Image-based layout entries
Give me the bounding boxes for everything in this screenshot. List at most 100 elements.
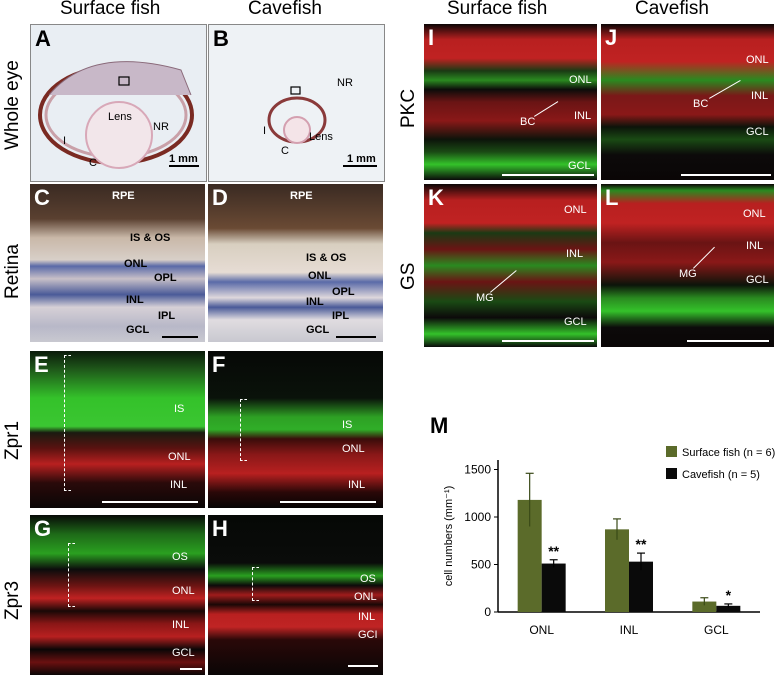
panel-c-retina-surface: C RPE IS & OS ONL OPL INL IPL GCL (30, 184, 205, 342)
y-tick-label: 1500 (464, 463, 491, 477)
panel-i-pkc-surface: I ONL BC INL GCL (424, 24, 597, 180)
ipl-label: IPL (158, 310, 176, 322)
eye-section-illustration (267, 86, 327, 144)
column-header-cave-left: Cavefish (248, 0, 322, 19)
inl-label: INL (306, 296, 324, 308)
inl-label: INL (126, 294, 144, 306)
scale-bar (102, 501, 198, 503)
bc-pointer-line (709, 80, 741, 99)
significance-marker: ** (636, 536, 647, 552)
mg-label: MG (476, 292, 494, 304)
rpe-label: RPE (112, 190, 135, 202)
scale-label: 1 mm (347, 153, 376, 165)
cell-count-bar-chart: 0 500 1000 1500 cell numbers (mm⁻¹) ** ONL ** IN… (443, 446, 775, 637)
bc-pointer-line (534, 101, 559, 117)
scale-bar (348, 665, 378, 667)
panel-letter: C (34, 185, 50, 210)
gcl-label: GCL (126, 324, 150, 336)
bar-surface-gcl (692, 601, 717, 612)
cornea-label: C (281, 145, 289, 157)
inl-label: INL (170, 479, 188, 491)
panel-b-whole-eye-cave: B NR I C Lens 1 mm (208, 24, 385, 182)
gcl-label: GCL (746, 126, 769, 138)
x-tick-label: INL (620, 623, 639, 637)
y-tick-label: 500 (471, 558, 491, 572)
row-label-zpr1: Zpr1 (2, 420, 23, 460)
gcl-label: GCI (358, 629, 378, 641)
inl-label: INL (746, 240, 764, 252)
onl-label: ONL (354, 591, 377, 603)
scale-bar (162, 336, 198, 338)
legend-swatch (666, 468, 677, 479)
y-tick-label: 1000 (464, 510, 491, 524)
scale-bar (336, 336, 376, 338)
panel-letter: L (605, 185, 619, 210)
bc-label: BC (693, 98, 709, 110)
mg-pointer-line (693, 246, 715, 269)
row-label-gs: GS (398, 262, 419, 290)
panel-letter: D (212, 185, 228, 210)
panel-f-zpr1-cave: F IS ONL INL (208, 351, 383, 508)
cornea-label: C (89, 157, 97, 169)
opl-label: OPL (332, 286, 355, 298)
scale-bar (502, 174, 594, 176)
column-header-cave-right: Cavefish (635, 0, 709, 19)
panel-letter: J (605, 25, 618, 50)
legend-label: Cavefish (n = 5) (682, 469, 760, 481)
panel-k-gs-surface: K ONL INL MG GCL (424, 184, 597, 347)
gcl-label: GCL (564, 316, 587, 328)
panel-m-letter: M (430, 413, 449, 438)
nr-label: NR (153, 121, 169, 133)
scale-bar (502, 340, 594, 342)
scale-bar (169, 165, 199, 167)
panel-letter: H (212, 516, 228, 541)
legend-label: Surface fish (n = 6) (682, 447, 775, 459)
panel-a-whole-eye-surface: A Lens NR I C 1 mm (30, 24, 207, 182)
panel-letter: I (428, 25, 435, 50)
is-os-label: IS & OS (306, 252, 347, 264)
significance-marker: ** (548, 543, 559, 559)
gcl-label: GCL (306, 324, 330, 336)
y-tick-label: 0 (484, 605, 491, 619)
panel-d-retina-cave: D RPE IS & OS ONL OPL INL IPL GCL (208, 184, 383, 342)
panel-j-pkc-cave: J ONL BC INL GCL (601, 24, 774, 180)
opl-label: OPL (154, 272, 177, 284)
os-label: OS (360, 573, 376, 585)
panel-letter: A (35, 26, 51, 51)
inl-label: INL (574, 110, 592, 122)
scale-bar (180, 668, 202, 670)
layer-bracket (240, 399, 247, 461)
lens-label: Lens (108, 111, 132, 123)
scale-bar (343, 165, 377, 167)
is-label: IS (174, 403, 185, 415)
onl-label: ONL (124, 258, 148, 270)
rpe-label: RPE (290, 190, 313, 202)
scale-bar (280, 501, 376, 503)
scale-label: 1 mm (169, 153, 198, 165)
onl-label: ONL (569, 74, 592, 86)
panel-h-zpr3-cave: H OS ONL INL GCI (208, 515, 383, 675)
panel-g-zpr3-surface: G OS ONL INL GCL (30, 515, 205, 675)
nr-label: NR (337, 77, 353, 89)
is-label: IS (342, 419, 353, 431)
scale-bar (681, 174, 771, 176)
onl-label: ONL (308, 270, 332, 282)
significance-marker: * (726, 587, 732, 603)
inl-label: INL (751, 90, 769, 102)
legend-swatch (666, 446, 677, 457)
row-label-pkc: PKC (398, 88, 419, 128)
panel-letter: G (34, 516, 52, 541)
panel-letter: K (428, 185, 444, 210)
onl-label: ONL (342, 443, 365, 455)
os-label: OS (172, 551, 188, 563)
panel-e-zpr1-surface: E IS ONL INL (30, 351, 205, 508)
onl-label: ONL (746, 54, 769, 66)
gcl-label: GCL (568, 160, 591, 172)
inl-label: INL (348, 479, 366, 491)
gcl-label: GCL (172, 647, 195, 659)
layer-bracket (68, 543, 75, 607)
onl-label: ONL (168, 451, 191, 463)
panel-l-gs-cave: L ONL INL MG GCL (601, 184, 774, 347)
x-tick-label: GCL (704, 623, 729, 637)
onl-label: ONL (564, 204, 587, 216)
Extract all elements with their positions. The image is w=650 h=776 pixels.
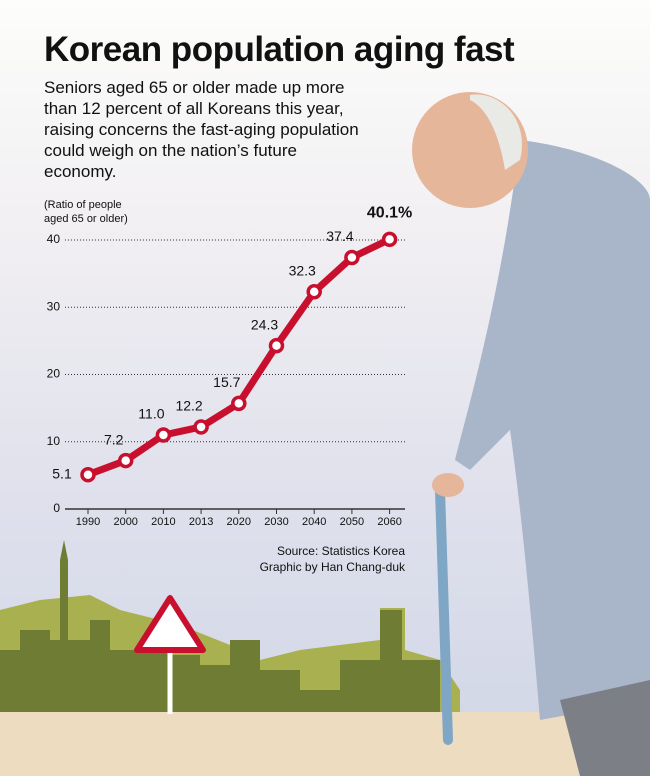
x-tick-label: 2050 xyxy=(340,516,364,528)
value-label: 40.1% xyxy=(367,205,412,222)
man-trousers xyxy=(560,680,650,776)
source: Source: Statistics Korea xyxy=(277,544,405,558)
value-label: 12.2 xyxy=(175,398,202,414)
x-tick-label: 2040 xyxy=(302,516,326,528)
value-label: 15.7 xyxy=(213,374,240,390)
man-hair xyxy=(470,94,522,170)
line xyxy=(86,236,392,478)
point xyxy=(117,452,134,469)
subtitle: Seniors aged 65 or older made up more th… xyxy=(44,78,359,181)
point xyxy=(80,466,96,483)
value-label: 11.0 xyxy=(138,406,164,422)
value-label: 37.4 xyxy=(326,228,353,244)
x-tick-label: 2013 xyxy=(189,516,213,528)
cane xyxy=(435,485,453,745)
value-label: 5.1 xyxy=(52,465,72,481)
man-hand xyxy=(432,473,464,497)
point xyxy=(155,427,172,443)
y-axis-label: aged 65 or older) xyxy=(44,213,128,225)
x-tick-label: 1990 xyxy=(76,516,100,528)
title: Korean population aging fast xyxy=(44,30,515,69)
credit: Graphic by Han Chang-duk xyxy=(260,560,406,574)
y-tick-label: 20 xyxy=(47,367,61,381)
x-tick-label: 2030 xyxy=(264,516,288,528)
ground xyxy=(0,712,650,776)
point xyxy=(193,419,209,435)
y-tick-label: 30 xyxy=(47,299,61,313)
man-coat xyxy=(455,140,650,720)
x-tick-label: 2010 xyxy=(151,516,175,528)
point xyxy=(381,231,398,248)
point xyxy=(306,284,322,300)
skyline-front xyxy=(0,540,440,720)
point xyxy=(344,249,360,266)
value-label: 32.3 xyxy=(289,262,316,278)
point xyxy=(231,395,247,412)
warning-sign xyxy=(134,595,206,653)
y-tick-label: 0 xyxy=(53,501,60,515)
x-tick-label: 2000 xyxy=(113,516,137,528)
x-tick-label: 2020 xyxy=(227,516,251,528)
value-label: 24.3 xyxy=(251,316,278,332)
y-axis-label: (Ratio of people xyxy=(44,199,122,211)
y-tick-label: 40 xyxy=(47,232,61,246)
value-label: 7.2 xyxy=(104,431,124,447)
point xyxy=(268,337,285,354)
x-tick-label: 2060 xyxy=(377,516,401,528)
y-tick-label: 10 xyxy=(47,434,61,448)
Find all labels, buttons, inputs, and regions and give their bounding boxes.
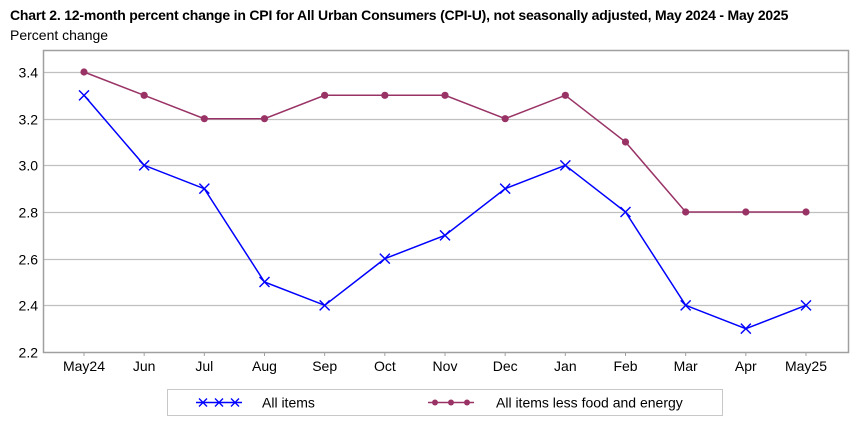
x-tick-label: May24 [63,358,105,374]
x-tick-label: Sep [312,358,337,374]
x-axis-ticks: May24 Jun Jul Aug Sep Oct Nov Dec Jan Feb Mar Apr Ma… [63,352,827,374]
chart-title: Chart 2. 12-month percent change in CPI … [10,7,789,23]
y-tick-label: 2.2 [19,345,39,361]
x-tick-label: Jun [133,358,156,374]
x-tick-label: Nov [433,358,458,374]
data-point [260,115,269,123]
data-point [259,276,270,288]
y-tick-label: 3.0 [19,158,39,174]
data-point [740,323,752,335]
y-tick-label: 2.8 [19,205,39,221]
series-group [78,68,812,335]
data-point [561,91,569,99]
data-point [379,253,391,265]
legend-item: All items less food and energy [428,395,683,411]
data-point [499,183,511,195]
data-point [321,91,329,99]
y-tick-label: 3.2 [19,112,39,128]
data-point [621,138,630,146]
x-tick-label: Mar [674,358,698,374]
data-point [742,208,750,216]
x-tick-label: Dec [493,358,518,374]
data-point [200,115,208,123]
legend-label: All items less food and energy [496,395,683,411]
legend-marker [448,399,454,406]
legend-marker [214,398,224,407]
data-point [620,206,631,218]
y-tick-label: 2.4 [19,298,39,314]
data-point [138,159,150,171]
series-all-items-less-food-and-energy [80,68,810,216]
legend-marker [432,399,438,406]
data-point [80,68,88,76]
data-point [78,89,90,101]
legend-marker [230,398,240,407]
y-axis-label: Percent change [10,27,109,43]
legend: All items All items less food and energy [167,389,723,416]
legend-item: All items [196,395,315,411]
legend-marker [198,398,208,407]
x-tick-label: Oct [374,358,396,374]
data-point [680,299,692,311]
x-tick-label: Jul [195,358,213,374]
data-point [501,115,509,123]
data-point [319,299,331,311]
x-tick-label: May25 [785,358,827,374]
data-point [559,159,571,171]
data-point [381,91,389,99]
y-tick-label: 3.4 [19,65,39,81]
data-point [441,91,449,99]
plot-frame [42,49,850,354]
data-point [802,208,810,216]
x-tick-label: Feb [613,358,637,374]
data-point [140,91,148,99]
gridlines [43,71,849,307]
x-tick-label: Aug [252,358,277,374]
series-all-items [78,89,812,335]
data-point [439,229,451,241]
x-tick-label: Apr [735,358,757,374]
legend-marker [464,399,470,406]
y-axis-ticks: 2.2 2.4 2.6 2.8 3.0 3.2 3.4 [19,65,39,361]
data-point [800,299,812,311]
data-point [198,183,210,195]
legend-label: All items [262,395,315,411]
x-tick-label: Jan [554,358,577,374]
data-point [682,208,690,216]
y-tick-label: 2.6 [19,252,39,268]
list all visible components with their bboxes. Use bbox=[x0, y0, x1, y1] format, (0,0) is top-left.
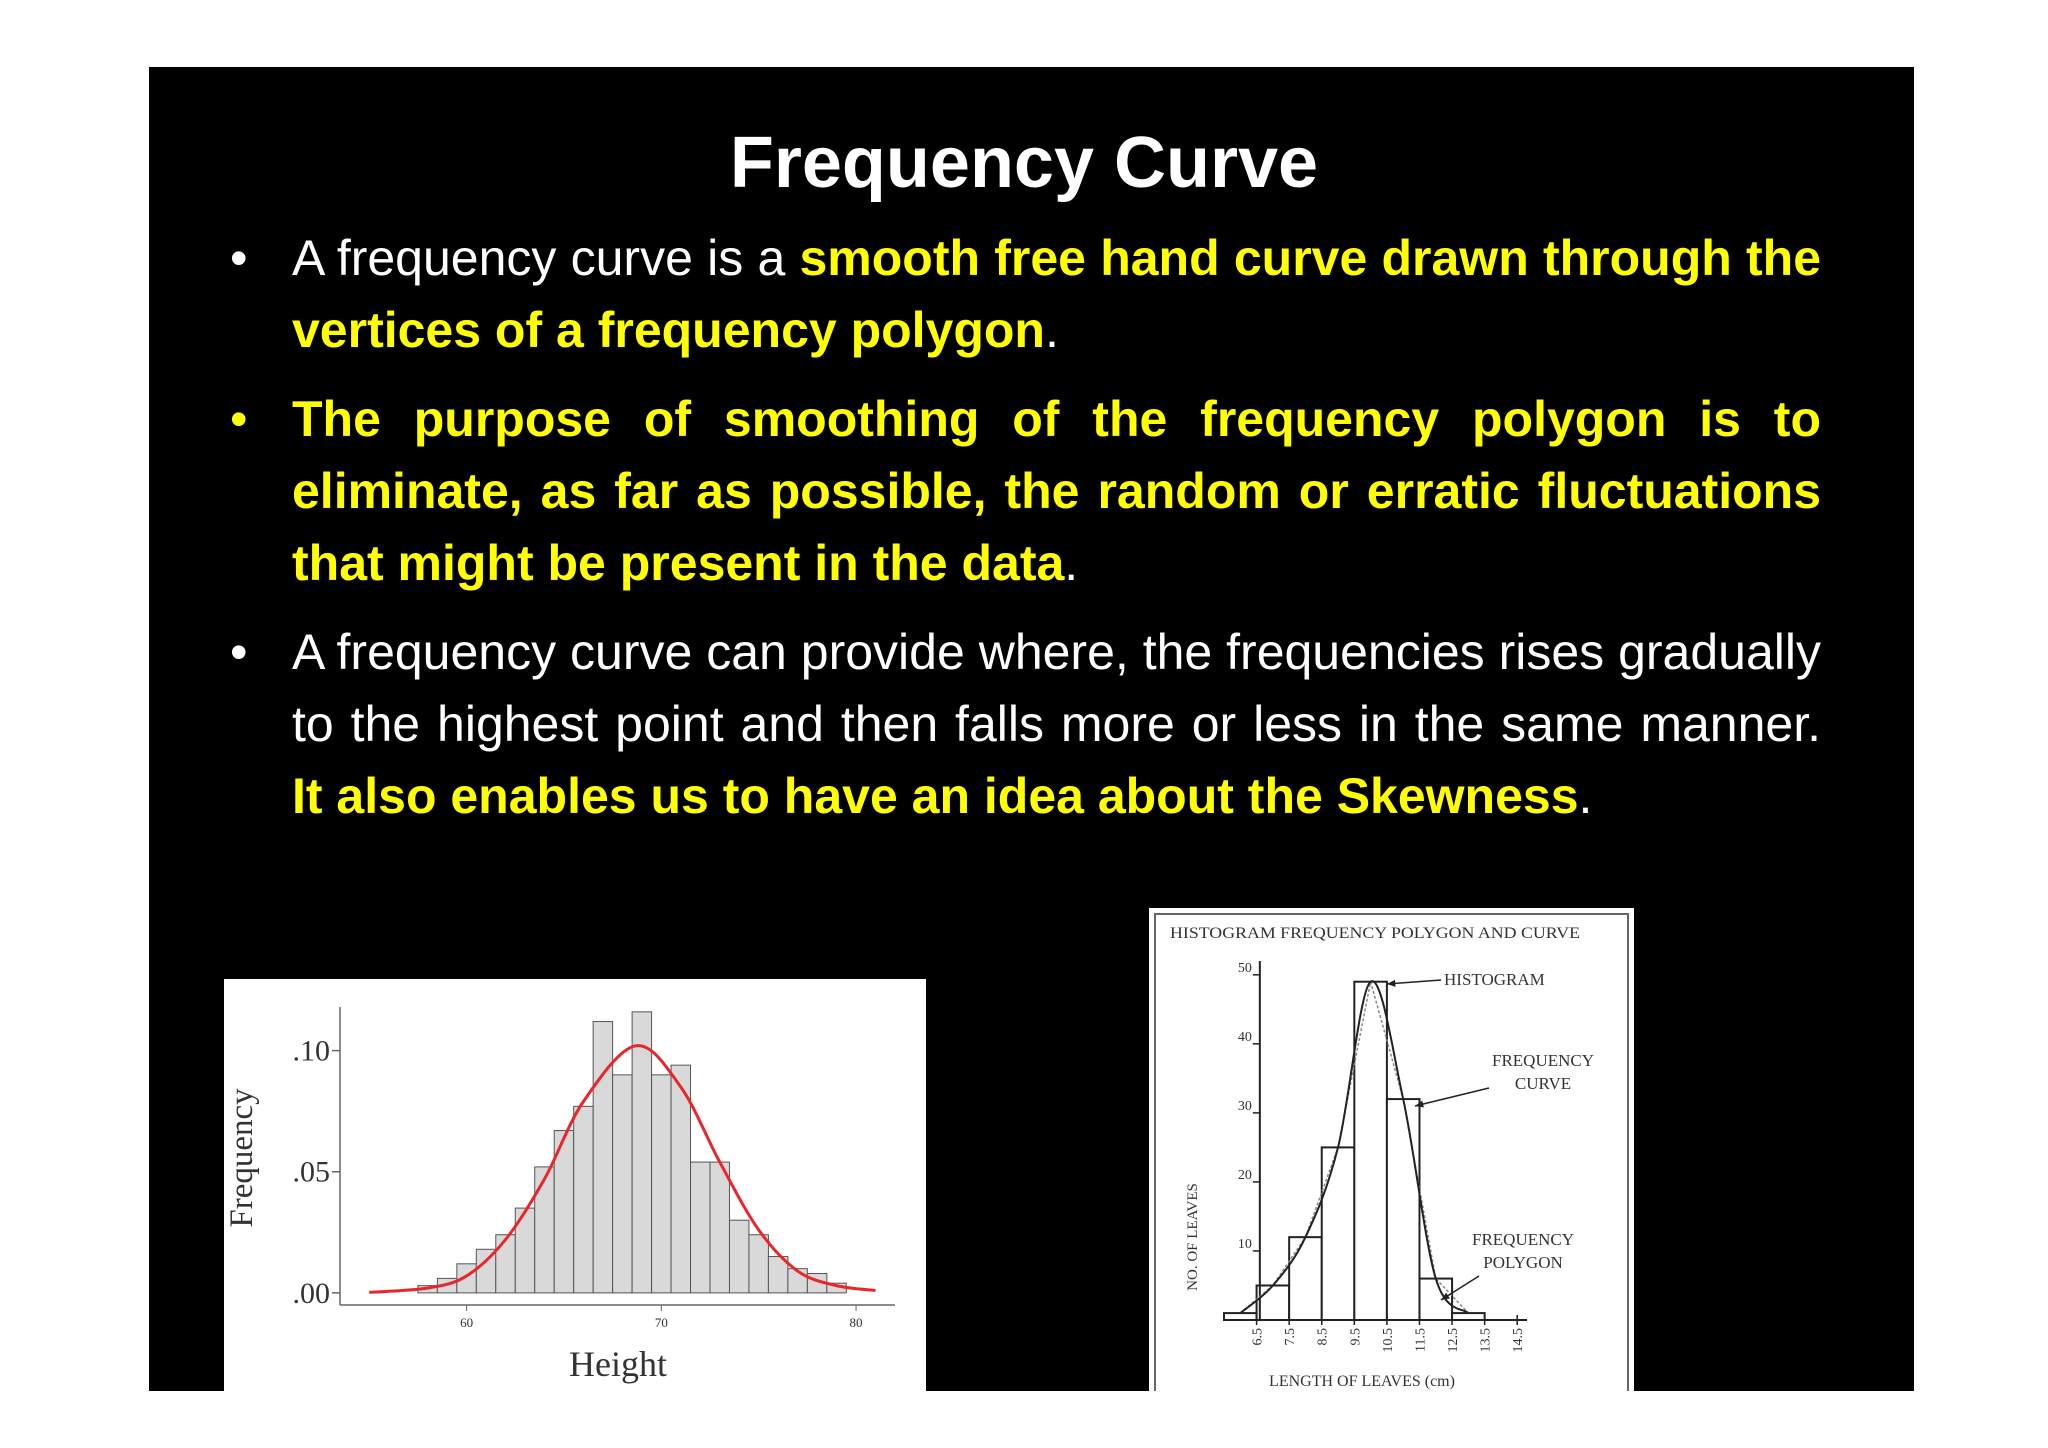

* _EXERCISE INSTRUCTIONS_
How many lines in the material contain the string "layer"? Reply with the number only.

* _ANSWER_
2